▸ Instructions for the task: Repeat the lines below verbatim, from the line containing "output each element" up to and including the line containing "more-label: More xyxy=(737,565,751,571)".

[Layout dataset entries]

+++++

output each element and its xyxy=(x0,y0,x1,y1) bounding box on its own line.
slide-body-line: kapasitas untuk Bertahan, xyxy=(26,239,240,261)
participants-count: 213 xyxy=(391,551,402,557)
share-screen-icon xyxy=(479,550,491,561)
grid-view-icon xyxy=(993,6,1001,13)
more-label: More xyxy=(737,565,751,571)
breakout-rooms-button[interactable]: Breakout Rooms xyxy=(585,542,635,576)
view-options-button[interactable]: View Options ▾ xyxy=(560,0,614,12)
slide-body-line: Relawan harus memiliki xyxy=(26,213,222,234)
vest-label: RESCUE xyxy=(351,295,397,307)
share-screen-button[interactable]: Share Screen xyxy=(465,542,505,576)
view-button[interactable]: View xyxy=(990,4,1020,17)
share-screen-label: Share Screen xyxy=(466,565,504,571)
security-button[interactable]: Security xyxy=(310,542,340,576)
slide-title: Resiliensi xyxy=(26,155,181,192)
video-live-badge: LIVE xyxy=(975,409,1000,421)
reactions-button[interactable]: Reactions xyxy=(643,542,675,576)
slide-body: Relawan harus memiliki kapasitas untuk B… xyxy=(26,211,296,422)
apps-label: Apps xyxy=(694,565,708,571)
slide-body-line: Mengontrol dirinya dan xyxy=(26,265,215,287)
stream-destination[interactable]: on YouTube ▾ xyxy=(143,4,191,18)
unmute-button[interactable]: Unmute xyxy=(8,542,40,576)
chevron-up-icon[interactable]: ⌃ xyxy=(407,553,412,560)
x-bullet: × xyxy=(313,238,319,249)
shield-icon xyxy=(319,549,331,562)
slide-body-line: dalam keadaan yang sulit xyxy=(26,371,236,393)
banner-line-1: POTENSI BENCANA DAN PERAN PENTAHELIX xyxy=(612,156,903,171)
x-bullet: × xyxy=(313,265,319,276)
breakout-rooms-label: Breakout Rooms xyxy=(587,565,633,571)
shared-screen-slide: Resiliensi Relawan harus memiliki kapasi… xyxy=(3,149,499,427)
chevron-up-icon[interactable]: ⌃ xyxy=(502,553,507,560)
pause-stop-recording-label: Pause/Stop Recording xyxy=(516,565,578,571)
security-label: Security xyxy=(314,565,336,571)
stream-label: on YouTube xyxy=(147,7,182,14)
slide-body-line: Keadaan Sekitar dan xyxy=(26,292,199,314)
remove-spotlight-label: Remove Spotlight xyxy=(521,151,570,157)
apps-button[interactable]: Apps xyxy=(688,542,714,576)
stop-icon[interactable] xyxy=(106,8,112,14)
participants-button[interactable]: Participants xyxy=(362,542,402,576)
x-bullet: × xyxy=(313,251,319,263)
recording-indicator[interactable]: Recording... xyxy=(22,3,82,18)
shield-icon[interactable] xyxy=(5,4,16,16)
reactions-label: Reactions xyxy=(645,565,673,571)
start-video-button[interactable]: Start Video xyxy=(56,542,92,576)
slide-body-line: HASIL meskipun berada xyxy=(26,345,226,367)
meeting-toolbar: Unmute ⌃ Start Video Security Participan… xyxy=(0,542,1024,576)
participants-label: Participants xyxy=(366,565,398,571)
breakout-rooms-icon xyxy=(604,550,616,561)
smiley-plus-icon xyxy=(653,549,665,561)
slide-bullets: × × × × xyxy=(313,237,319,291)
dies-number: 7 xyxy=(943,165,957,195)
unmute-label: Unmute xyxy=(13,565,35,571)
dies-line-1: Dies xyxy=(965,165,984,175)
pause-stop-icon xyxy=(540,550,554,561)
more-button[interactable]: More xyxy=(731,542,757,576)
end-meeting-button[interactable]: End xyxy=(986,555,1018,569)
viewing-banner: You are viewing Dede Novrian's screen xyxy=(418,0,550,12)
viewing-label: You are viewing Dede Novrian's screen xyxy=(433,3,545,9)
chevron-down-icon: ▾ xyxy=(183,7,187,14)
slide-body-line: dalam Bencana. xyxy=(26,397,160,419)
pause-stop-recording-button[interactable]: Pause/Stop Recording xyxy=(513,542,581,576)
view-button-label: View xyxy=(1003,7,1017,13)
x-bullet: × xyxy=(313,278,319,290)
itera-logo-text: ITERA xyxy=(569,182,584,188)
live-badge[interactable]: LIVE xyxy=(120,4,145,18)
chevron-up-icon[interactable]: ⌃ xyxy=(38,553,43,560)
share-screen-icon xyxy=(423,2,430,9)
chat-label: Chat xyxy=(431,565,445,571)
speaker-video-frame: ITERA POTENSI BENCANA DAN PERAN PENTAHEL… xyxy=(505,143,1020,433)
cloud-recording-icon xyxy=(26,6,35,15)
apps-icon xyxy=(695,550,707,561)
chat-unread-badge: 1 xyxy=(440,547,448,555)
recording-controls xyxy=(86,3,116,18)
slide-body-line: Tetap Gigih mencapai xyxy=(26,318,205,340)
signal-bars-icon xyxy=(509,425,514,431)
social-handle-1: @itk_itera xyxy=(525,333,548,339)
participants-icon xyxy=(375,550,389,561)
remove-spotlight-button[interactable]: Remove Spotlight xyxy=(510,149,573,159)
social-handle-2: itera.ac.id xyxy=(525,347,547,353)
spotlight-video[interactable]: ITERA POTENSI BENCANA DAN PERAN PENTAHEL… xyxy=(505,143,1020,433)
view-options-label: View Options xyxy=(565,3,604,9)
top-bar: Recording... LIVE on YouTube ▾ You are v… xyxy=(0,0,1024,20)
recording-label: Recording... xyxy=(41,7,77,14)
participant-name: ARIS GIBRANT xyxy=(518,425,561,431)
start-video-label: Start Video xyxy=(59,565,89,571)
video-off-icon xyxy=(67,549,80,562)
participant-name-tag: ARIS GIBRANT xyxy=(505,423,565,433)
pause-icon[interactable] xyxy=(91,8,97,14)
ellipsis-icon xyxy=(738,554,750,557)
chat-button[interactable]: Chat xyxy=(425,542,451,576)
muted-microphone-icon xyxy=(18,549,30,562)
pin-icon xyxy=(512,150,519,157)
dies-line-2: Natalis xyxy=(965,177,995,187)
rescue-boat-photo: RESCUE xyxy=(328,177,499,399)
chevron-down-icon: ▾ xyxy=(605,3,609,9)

+++++

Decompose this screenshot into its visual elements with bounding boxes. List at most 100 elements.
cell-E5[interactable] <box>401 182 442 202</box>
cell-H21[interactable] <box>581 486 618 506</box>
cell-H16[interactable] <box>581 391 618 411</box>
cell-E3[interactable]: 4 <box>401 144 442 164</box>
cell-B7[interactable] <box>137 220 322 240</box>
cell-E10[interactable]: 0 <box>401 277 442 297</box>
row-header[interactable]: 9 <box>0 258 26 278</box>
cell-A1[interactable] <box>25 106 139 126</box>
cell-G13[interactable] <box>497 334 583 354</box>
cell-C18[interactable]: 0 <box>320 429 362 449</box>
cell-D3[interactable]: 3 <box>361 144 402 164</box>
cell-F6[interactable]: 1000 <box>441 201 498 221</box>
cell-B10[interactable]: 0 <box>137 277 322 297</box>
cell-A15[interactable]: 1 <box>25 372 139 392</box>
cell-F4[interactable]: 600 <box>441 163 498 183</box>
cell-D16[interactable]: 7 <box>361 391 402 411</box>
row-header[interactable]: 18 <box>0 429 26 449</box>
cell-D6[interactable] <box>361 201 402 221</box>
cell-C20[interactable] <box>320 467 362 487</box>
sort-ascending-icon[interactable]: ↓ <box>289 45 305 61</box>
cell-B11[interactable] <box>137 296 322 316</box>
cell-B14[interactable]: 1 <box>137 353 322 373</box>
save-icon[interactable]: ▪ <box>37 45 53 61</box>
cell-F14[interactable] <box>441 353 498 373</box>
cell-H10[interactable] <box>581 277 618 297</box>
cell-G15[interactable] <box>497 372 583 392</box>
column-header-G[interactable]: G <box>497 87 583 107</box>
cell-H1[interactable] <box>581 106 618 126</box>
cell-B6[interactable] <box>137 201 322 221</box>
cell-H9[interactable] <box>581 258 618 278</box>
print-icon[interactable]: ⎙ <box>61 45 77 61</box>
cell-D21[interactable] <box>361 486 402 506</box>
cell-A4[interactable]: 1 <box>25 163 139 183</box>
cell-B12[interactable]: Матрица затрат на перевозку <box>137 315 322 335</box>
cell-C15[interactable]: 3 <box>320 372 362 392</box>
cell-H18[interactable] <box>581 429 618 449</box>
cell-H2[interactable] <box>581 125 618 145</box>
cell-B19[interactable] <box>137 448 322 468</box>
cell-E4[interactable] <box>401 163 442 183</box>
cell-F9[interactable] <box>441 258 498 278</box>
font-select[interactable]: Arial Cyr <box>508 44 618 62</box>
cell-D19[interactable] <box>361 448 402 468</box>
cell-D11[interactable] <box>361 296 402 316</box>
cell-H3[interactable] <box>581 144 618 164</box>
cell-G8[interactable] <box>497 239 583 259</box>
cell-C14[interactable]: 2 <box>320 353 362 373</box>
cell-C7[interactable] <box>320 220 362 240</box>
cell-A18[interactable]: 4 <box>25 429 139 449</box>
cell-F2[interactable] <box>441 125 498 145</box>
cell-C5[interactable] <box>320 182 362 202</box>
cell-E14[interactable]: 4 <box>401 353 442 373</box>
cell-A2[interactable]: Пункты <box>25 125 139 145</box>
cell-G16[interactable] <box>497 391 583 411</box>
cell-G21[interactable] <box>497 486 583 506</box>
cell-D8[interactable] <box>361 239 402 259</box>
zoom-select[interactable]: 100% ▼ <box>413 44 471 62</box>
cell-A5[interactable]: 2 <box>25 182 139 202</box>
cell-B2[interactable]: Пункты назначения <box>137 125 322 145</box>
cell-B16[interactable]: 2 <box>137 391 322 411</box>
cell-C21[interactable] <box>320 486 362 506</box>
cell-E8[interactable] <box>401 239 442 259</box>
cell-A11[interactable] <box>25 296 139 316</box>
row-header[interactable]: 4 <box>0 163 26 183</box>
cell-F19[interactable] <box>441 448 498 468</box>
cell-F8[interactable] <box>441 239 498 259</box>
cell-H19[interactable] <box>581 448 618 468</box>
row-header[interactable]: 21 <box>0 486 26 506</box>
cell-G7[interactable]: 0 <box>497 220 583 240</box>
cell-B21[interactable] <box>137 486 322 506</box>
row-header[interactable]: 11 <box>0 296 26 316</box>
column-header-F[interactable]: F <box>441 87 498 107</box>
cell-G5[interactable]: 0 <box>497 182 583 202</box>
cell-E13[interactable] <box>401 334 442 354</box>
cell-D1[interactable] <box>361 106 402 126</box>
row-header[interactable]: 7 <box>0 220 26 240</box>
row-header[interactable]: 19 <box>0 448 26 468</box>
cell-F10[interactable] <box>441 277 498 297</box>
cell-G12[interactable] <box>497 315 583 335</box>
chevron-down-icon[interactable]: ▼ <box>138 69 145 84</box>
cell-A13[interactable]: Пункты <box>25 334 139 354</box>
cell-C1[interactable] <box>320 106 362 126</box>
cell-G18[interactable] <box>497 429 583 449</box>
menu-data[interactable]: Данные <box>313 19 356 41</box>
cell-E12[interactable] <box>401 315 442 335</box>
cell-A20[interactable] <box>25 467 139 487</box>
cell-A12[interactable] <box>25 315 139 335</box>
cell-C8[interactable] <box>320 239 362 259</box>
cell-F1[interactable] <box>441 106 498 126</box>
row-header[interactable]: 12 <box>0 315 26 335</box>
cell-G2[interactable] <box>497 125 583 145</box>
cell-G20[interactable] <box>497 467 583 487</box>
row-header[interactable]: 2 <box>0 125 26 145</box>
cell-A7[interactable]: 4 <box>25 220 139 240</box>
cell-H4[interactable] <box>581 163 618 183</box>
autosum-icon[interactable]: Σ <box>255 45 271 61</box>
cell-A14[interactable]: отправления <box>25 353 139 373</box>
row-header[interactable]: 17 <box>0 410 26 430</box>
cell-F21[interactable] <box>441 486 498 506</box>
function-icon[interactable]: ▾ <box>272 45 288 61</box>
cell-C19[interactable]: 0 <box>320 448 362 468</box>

+++++

▸ Result of the exercise:
output each element and its xyxy=(x0,y0,x1,y1) bounding box on its own line.
slide-body-line: kapasitas untuk Bertahan, xyxy=(26,239,240,261)
participants-count: 213 xyxy=(391,551,402,557)
share-screen-icon xyxy=(479,550,491,561)
grid-view-icon xyxy=(993,6,1001,13)
more-label: More xyxy=(737,565,751,571)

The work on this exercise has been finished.